• **The task**
Every entry below should be transcribed exactly; pictures stay out of the copy.

** begin Entries **

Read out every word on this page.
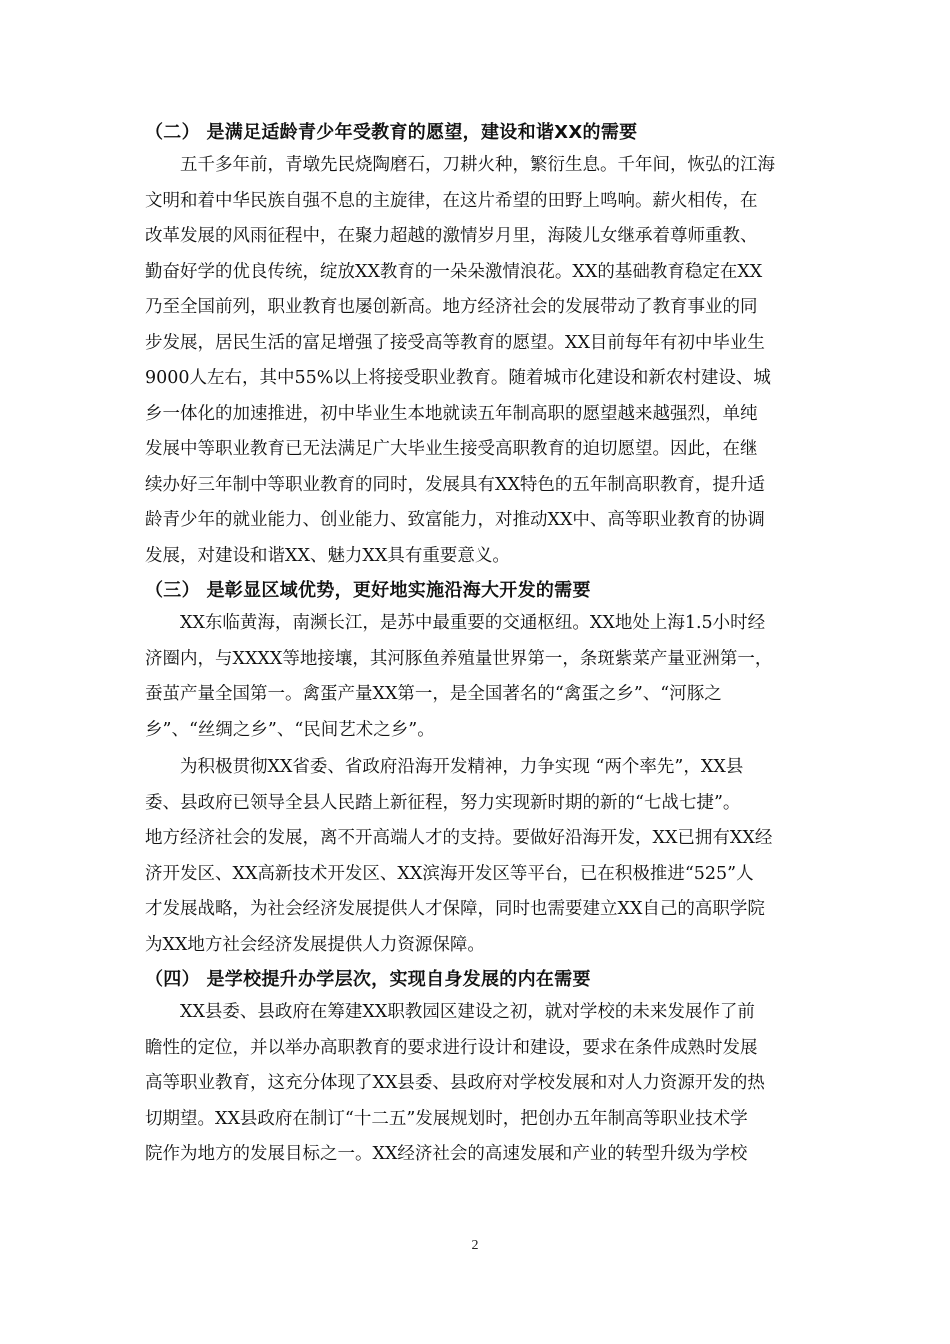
（二） 是满足适龄青少年受教育的愿望，建设和谐XX的需要
五千多年前，青墩先民烧陶磨石，刀耕火种，繁衍生息。千年间，恢弘的江海
文明和着中华民族自强不息的主旋律，在这片希望的田野上鸣响。薪火相传，在
改革发展的风雨征程中，在聚力超越的激情岁月里，海陵儿女继承着尊师重教、
勤奋好学的优良传统，绽放XX教育的一朵朵激情浪花。XX的基础教育稳定在XX
乃至全国前列，职业教育也屡创新高。地方经济社会的发展带动了教育事业的同
步发展，居民生活的富足增强了接受高等教育的愿望。XX目前每年有初中毕业生
9000人左右，其中55%以上将接受职业教育。随着城市化建设和新农村建设、城
乡一体化的加速推进，初中毕业生本地就读五年制高职的愿望越来越强烈，单纯
发展中等职业教育已无法满足广大毕业生接受高职教育的迫切愿望。因此，在继
续办好三年制中等职业教育的同时，发展具有XX特色的五年制高职教育，提升适
龄青少年的就业能力、创业能力、致富能力，对推动XX中、高等职业教育的协调
发展，对建设和谐XX、魅力XX具有重要意义。
（三） 是彰显区域优势，更好地实施沿海大开发的需要
XX东临黄海，南濒长江，是苏中最重要的交通枢纽。XX地处上海1.5小时经
济圈内，与XXXX等地接壤，其河豚鱼养殖量世界第一，条斑紫菜产量亚洲第一，
蚕茧产量全国第一。禽蛋产量XX第一，是全国著名的“禽蛋之乡”、“河豚之
乡”、“丝绸之乡”、“民间艺术之乡”。
为积极贯彻XX省委、省政府沿海开发精神，力争实现 “两个率先”，XX县
委、县政府已领导全县人民踏上新征程，努力实现新时期的新的“七战七捷”。
地方经济社会的发展，离不开高端人才的支持。要做好沿海开发，XX已拥有XX经
济开发区、XX高新技术开发区、XX滨海开发区等平台，已在积极推进“525”人
才发展战略，为社会经济发展提供人才保障，同时也需要建立XX自己的高职学院
为XX地方社会经济发展提供人力资源保障。
（四） 是学校提升办学层次，实现自身发展的内在需要
XX县委、县政府在筹建XX职教园区建设之初，就对学校的未来发展作了前
瞻性的定位，并以举办高职教育的要求进行设计和建设，要求在条件成熟时发展
高等职业教育，这充分体现了XX县委、县政府对学校发展和对人力资源开发的热
切期望。XX县政府在制订“十二五”发展规划时，把创办五年制高等职业技术学
院作为地方的发展目标之一。XX经济社会的高速发展和产业的转型升级为学校
2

** end Entries **

• **Full response**
Read out every word on this page.
（二） 是满足适龄青少年受教育的愿望，建设和谐XX的需要
五千多年前，青墩先民烧陶磨石，刀耕火种，繁衍生息。千年间，恢弘的江海
文明和着中华民族自强不息的主旋律，在这片希望的田野上鸣响。薪火相传，在
改革发展的风雨征程中，在聚力超越的激情岁月里，海陵儿女继承着尊师重教、
勤奋好学的优良传统，绽放XX教育的一朵朵激情浪花。XX的基础教育稳定在XX
乃至全国前列，职业教育也屡创新高。地方经济社会的发展带动了教育事业的同
步发展，居民生活的富足增强了接受高等教育的愿望。XX目前每年有初中毕业生
9000人左右，其中55%以上将接受职业教育。随着城市化建设和新农村建设、城
乡一体化的加速推进，初中毕业生本地就读五年制高职的愿望越来越强烈，单纯
发展中等职业教育已无法满足广大毕业生接受高职教育的迫切愿望。因此，在继
续办好三年制中等职业教育的同时，发展具有XX特色的五年制高职教育，提升适
龄青少年的就业能力、创业能力、致富能力，对推动XX中、高等职业教育的协调
发展，对建设和谐XX、魅力XX具有重要意义。
（三） 是彰显区域优势，更好地实施沿海大开发的需要
XX东临黄海，南濒长江，是苏中最重要的交通枢纽。XX地处上海1.5小时经
济圈内，与XXXX等地接壤，其河豚鱼养殖量世界第一，条斑紫菜产量亚洲第一，
蚕茧产量全国第一。禽蛋产量XX第一，是全国著名的“禽蛋之乡”、“河豚之
乡”、“丝绸之乡”、“民间艺术之乡”。
为积极贯彻XX省委、省政府沿海开发精神，力争实现 “两个率先”，XX县
委、县政府已领导全县人民踏上新征程，努力实现新时期的新的“七战七捷”。
地方经济社会的发展，离不开高端人才的支持。要做好沿海开发，XX已拥有XX经
济开发区、XX高新技术开发区、XX滨海开发区等平台，已在积极推进“525”人
才发展战略，为社会经济发展提供人才保障，同时也需要建立XX自己的高职学院
为XX地方社会经济发展提供人力资源保障。
（四） 是学校提升办学层次，实现自身发展的内在需要
XX县委、县政府在筹建XX职教园区建设之初，就对学校的未来发展作了前
瞻性的定位，并以举办高职教育的要求进行设计和建设，要求在条件成熟时发展
高等职业教育，这充分体现了XX县委、县政府对学校发展和对人力资源开发的热
切期望。XX县政府在制订“十二五”发展规划时，把创办五年制高等职业技术学
院作为地方的发展目标之一。XX经济社会的高速发展和产业的转型升级为学校
2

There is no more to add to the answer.